------ RAW DATA

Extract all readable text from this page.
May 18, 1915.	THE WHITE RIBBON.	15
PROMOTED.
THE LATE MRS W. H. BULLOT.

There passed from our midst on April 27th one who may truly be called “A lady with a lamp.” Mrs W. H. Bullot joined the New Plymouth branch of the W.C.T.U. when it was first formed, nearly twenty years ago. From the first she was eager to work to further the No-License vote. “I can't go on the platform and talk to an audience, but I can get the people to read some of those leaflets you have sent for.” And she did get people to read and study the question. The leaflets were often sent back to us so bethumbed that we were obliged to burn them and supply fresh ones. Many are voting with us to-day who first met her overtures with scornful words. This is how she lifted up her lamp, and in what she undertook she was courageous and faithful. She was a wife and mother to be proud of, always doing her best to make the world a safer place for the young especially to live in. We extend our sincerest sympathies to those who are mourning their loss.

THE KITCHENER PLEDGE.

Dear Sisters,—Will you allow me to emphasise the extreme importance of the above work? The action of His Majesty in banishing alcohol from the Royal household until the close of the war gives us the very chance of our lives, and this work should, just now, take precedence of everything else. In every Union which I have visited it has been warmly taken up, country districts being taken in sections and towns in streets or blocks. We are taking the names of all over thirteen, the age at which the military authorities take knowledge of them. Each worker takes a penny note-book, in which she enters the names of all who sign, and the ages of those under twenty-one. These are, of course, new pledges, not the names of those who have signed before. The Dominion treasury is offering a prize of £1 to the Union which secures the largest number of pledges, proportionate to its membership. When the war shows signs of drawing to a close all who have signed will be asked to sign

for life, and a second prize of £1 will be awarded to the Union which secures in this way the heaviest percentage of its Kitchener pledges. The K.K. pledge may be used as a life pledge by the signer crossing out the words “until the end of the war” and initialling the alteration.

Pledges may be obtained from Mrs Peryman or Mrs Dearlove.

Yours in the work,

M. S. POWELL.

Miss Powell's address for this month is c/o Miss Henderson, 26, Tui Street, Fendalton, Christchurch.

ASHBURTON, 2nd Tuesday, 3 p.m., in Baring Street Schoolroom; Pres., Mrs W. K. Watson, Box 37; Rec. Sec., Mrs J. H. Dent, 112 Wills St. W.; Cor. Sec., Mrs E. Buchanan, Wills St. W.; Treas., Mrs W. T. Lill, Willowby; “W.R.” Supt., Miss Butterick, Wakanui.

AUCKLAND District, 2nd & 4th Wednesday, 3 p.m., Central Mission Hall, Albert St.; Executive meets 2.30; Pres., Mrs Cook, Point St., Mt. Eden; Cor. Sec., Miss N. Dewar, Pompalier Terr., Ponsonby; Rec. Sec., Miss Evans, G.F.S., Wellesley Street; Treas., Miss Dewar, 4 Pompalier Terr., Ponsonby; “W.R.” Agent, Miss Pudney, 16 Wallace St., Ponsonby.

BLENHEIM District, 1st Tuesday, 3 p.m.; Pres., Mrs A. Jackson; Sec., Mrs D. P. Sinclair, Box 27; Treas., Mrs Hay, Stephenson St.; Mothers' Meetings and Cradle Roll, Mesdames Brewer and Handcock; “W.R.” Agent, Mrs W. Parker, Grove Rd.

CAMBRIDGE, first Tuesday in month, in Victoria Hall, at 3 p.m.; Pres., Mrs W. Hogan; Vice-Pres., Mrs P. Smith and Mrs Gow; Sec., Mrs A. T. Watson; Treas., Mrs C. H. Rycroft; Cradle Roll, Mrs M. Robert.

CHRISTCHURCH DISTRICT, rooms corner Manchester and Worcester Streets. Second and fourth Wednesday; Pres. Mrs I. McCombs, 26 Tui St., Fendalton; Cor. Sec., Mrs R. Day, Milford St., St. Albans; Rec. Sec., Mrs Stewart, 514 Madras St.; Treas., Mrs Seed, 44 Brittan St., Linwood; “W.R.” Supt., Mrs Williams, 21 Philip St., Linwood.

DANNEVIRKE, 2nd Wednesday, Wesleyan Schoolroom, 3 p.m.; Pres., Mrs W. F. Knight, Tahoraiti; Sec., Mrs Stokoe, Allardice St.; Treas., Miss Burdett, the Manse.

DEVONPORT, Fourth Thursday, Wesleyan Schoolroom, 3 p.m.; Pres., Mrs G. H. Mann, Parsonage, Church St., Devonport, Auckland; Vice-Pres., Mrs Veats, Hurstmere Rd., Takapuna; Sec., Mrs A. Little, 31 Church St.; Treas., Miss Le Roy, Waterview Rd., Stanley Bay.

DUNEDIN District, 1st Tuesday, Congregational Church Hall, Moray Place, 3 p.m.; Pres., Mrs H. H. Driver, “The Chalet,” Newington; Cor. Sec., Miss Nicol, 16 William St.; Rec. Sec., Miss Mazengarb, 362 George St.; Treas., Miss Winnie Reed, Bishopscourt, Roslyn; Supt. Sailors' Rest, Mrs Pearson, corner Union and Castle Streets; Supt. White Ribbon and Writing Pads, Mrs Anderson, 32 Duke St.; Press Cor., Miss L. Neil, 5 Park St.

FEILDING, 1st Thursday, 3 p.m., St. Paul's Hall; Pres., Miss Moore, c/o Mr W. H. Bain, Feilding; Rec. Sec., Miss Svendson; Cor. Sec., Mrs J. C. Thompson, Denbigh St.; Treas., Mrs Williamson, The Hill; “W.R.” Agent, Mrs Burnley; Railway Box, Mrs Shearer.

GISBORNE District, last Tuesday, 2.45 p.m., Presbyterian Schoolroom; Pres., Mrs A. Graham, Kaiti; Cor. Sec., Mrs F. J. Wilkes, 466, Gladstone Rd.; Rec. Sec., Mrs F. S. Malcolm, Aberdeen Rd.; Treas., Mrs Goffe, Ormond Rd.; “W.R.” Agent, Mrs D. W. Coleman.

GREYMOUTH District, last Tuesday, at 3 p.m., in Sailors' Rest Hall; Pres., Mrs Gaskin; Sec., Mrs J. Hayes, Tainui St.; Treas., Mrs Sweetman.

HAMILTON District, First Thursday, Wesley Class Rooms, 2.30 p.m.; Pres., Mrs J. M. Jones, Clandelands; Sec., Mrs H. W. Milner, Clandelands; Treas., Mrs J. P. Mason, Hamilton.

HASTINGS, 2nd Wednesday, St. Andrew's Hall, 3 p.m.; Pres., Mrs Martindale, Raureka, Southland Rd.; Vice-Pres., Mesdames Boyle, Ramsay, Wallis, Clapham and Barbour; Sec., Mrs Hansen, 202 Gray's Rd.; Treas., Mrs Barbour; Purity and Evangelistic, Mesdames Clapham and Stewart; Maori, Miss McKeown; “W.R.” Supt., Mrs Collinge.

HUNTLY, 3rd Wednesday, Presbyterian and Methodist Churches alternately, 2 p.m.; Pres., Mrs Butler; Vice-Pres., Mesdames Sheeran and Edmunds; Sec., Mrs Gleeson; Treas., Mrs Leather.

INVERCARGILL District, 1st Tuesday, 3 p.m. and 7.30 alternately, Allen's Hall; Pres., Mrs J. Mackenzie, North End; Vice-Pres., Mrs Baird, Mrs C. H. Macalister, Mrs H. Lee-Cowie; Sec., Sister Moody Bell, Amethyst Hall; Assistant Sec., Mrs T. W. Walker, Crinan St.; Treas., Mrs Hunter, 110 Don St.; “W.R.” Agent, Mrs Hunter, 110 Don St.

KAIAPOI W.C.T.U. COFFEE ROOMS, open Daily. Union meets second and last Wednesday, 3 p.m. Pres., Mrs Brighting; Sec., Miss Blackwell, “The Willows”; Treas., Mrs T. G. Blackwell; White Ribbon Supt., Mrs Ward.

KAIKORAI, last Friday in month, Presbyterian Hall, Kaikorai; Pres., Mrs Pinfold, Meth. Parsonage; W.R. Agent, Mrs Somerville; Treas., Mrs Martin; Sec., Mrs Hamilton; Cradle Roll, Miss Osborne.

------------

WORK REQUIRED:
Repeat each record exactly. Omit nothing.

OUTPUT OF THE EXERCISE:
Extract all readable text from this page.
May 18, 1915.	THE WHITE RIBBON.	15
PROMOTED.
THE LATE MRS W. H. BULLOT.

There passed from our midst on April 27th one who may truly be called “A lady with a lamp.” Mrs W. H. Bullot joined the New Plymouth branch of the W.C.T.U. when it was first formed, nearly twenty years ago. From the first she was eager to work to further the No-License vote. “I can't go on the platform and talk to an audience, but I can get the people to read some of those leaflets you have sent for.” And she did get people to read and study the question. The leaflets were often sent back to us so bethumbed that we were obliged to burn them and supply fresh ones. Many are voting with us to-day who first met her overtures with scornful words. This is how she lifted up her lamp, and in what she undertook she was courageous and faithful. She was a wife and mother to be proud of, always doing her best to make the world a safer place for the young especially to live in. We extend our sincerest sympathies to those who are mourning their loss.

THE KITCHENER PLEDGE.

Dear Sisters,—Will you allow me to emphasise the extreme importance of the above work? The action of His Majesty in banishing alcohol from the Royal household until the close of the war gives us the very chance of our lives, and this work should, just now, take precedence of everything else. In every Union which I have visited it has been warmly taken up, country districts being taken in sections and towns in streets or blocks. We are taking the names of all over thirteen, the age at which the military authorities take knowledge of them. Each worker takes a penny note-book, in which she enters the names of all who sign, and the ages of those under twenty-one. These are, of course, new pledges, not the names of those who have signed before. The Dominion treasury is offering a prize of £1 to the Union which secures the largest number of pledges, proportionate to its membership. When the war shows signs of drawing to a close all who have signed will be asked to sign

for life, and a second prize of £1 will be awarded to the Union which secures in this way the heaviest percentage of its Kitchener pledges. The K.K. pledge may be used as a life pledge by the signer crossing out the words “until the end of the war” and initialling the alteration.

Pledges may be obtained from Mrs Peryman or Mrs Dearlove.

Yours in the work,

M. S. POWELL.

Miss Powell's address for this month is c/o Miss Henderson, 26, Tui Street, Fendalton, Christchurch.

ASHBURTON, 2nd Tuesday, 3 p.m., in Baring Street Schoolroom; Pres., Mrs W. K. Watson, Box 37; Rec. Sec., Mrs J. H. Dent, 112 Wills St. W.; Cor. Sec., Mrs E. Buchanan, Wills St. W.; Treas., Mrs W. T. Lill, Willowby; “W.R.” Supt., Miss Butterick, Wakanui.

AUCKLAND District, 2nd & 4th Wednesday, 3 p.m., Central Mission Hall, Albert St.; Executive meets 2.30; Pres., Mrs Cook, Point St., Mt. Eden; Cor. Sec., Miss N. Dewar, Pompalier Terr., Ponsonby; Rec. Sec., Miss Evans, G.F.S., Wellesley Street; Treas., Miss Dewar, 4 Pompalier Terr., Ponsonby; “W.R.” Agent, Miss Pudney, 16 Wallace St., Ponsonby.

BLENHEIM District, 1st Tuesday, 3 p.m.; Pres., Mrs A. Jackson; Sec., Mrs D. P. Sinclair, Box 27; Treas., Mrs Hay, Stephenson St.; Mothers' Meetings and Cradle Roll, Mesdames Brewer and Handcock; “W.R.” Agent, Mrs W. Parker, Grove Rd.

CAMBRIDGE, first Tuesday in month, in Victoria Hall, at 3 p.m.; Pres., Mrs W. Hogan; Vice-Pres., Mrs P. Smith and Mrs Gow; Sec., Mrs A. T. Watson; Treas., Mrs C. H. Rycroft; Cradle Roll, Mrs M. Robert.

CHRISTCHURCH DISTRICT, rooms corner Manchester and Worcester Streets. Second and fourth Wednesday; Pres. Mrs I. McCombs, 26 Tui St., Fendalton; Cor. Sec., Mrs R. Day, Milford St., St. Albans; Rec. Sec., Mrs Stewart, 514 Madras St.; Treas., Mrs Seed, 44 Brittan St., Linwood; “W.R.” Supt., Mrs Williams, 21 Philip St., Linwood.

DANNEVIRKE, 2nd Wednesday, Wesleyan Schoolroom, 3 p.m.; Pres., Mrs W. F. Knight, Tahoraiti; Sec., Mrs Stokoe, Allardice St.; Treas., Miss Burdett, the Manse.

DEVONPORT, Fourth Thursday, Wesleyan Schoolroom, 3 p.m.; Pres., Mrs G. H. Mann, Parsonage, Church St., Devonport, Auckland; Vice-Pres., Mrs Veats, Hurstmere Rd., Takapuna; Sec., Mrs A. Little, 31 Church St.; Treas., Miss Le Roy, Waterview Rd., Stanley Bay.

DUNEDIN District, 1st Tuesday, Congregational Church Hall, Moray Place, 3 p.m.; Pres., Mrs H. H. Driver, “The Chalet,” Newington; Cor. Sec., Miss Nicol, 16 William St.; Rec. Sec., Miss Mazengarb, 362 George St.; Treas., Miss Winnie Reed, Bishopscourt, Roslyn; Supt. Sailors' Rest, Mrs Pearson, corner Union and Castle Streets; Supt. White Ribbon and Writing Pads, Mrs Anderson, 32 Duke St.; Press Cor., Miss L. Neil, 5 Park St.

FEILDING, 1st Thursday, 3 p.m., St. Paul's Hall; Pres., Miss Moore, c/o Mr W. H. Bain, Feilding; Rec. Sec., Miss Svendson; Cor. Sec., Mrs J. C. Thompson, Denbigh St.; Treas., Mrs Williamson, The Hill; “W.R.” Agent, Mrs Burnley; Railway Box, Mrs Shearer.

GISBORNE District, last Tuesday, 2.45 p.m., Presbyterian Schoolroom; Pres., Mrs A. Graham, Kaiti; Cor. Sec., Mrs F. J. Wilkes, 466, Gladstone Rd.; Rec. Sec., Mrs F. S. Malcolm, Aberdeen Rd.; Treas., Mrs Goffe, Ormond Rd.; “W.R.” Agent, Mrs D. W. Coleman.

GREYMOUTH District, last Tuesday, at 3 p.m., in Sailors' Rest Hall; Pres., Mrs Gaskin; Sec., Mrs J. Hayes, Tainui St.; Treas., Mrs Sweetman.

HAMILTON District, First Thursday, Wesley Class Rooms, 2.30 p.m.; Pres., Mrs J. M. Jones, Clandelands; Sec., Mrs H. W. Milner, Clandelands; Treas., Mrs J. P. Mason, Hamilton.

HASTINGS, 2nd Wednesday, St. Andrew's Hall, 3 p.m.; Pres., Mrs Martindale, Raureka, Southland Rd.; Vice-Pres., Mesdames Boyle, Ramsay, Wallis, Clapham and Barbour; Sec., Mrs Hansen, 202 Gray's Rd.; Treas., Mrs Barbour; Purity and Evangelistic, Mesdames Clapham and Stewart; Maori, Miss McKeown; “W.R.” Supt., Mrs Collinge.

HUNTLY, 3rd Wednesday, Presbyterian and Methodist Churches alternately, 2 p.m.; Pres., Mrs Butler; Vice-Pres., Mesdames Sheeran and Edmunds; Sec., Mrs Gleeson; Treas., Mrs Leather.

INVERCARGILL District, 1st Tuesday, 3 p.m. and 7.30 alternately, Allen's Hall; Pres., Mrs J. Mackenzie, North End; Vice-Pres., Mrs Baird, Mrs C. H. Macalister, Mrs H. Lee-Cowie; Sec., Sister Moody Bell, Amethyst Hall; Assistant Sec., Mrs T. W. Walker, Crinan St.; Treas., Mrs Hunter, 110 Don St.; “W.R.” Agent, Mrs Hunter, 110 Don St.

KAIAPOI W.C.T.U. COFFEE ROOMS, open Daily. Union meets second and last Wednesday, 3 p.m. Pres., Mrs Brighting; Sec., Miss Blackwell, “The Willows”; Treas., Mrs T. G. Blackwell; White Ribbon Supt., Mrs Ward.

KAIKORAI, last Friday in month, Presbyterian Hall, Kaikorai; Pres., Mrs Pinfold, Meth. Parsonage; W.R. Agent, Mrs Somerville; Treas., Mrs Martin; Sec., Mrs Hamilton; Cradle Roll, Miss Osborne.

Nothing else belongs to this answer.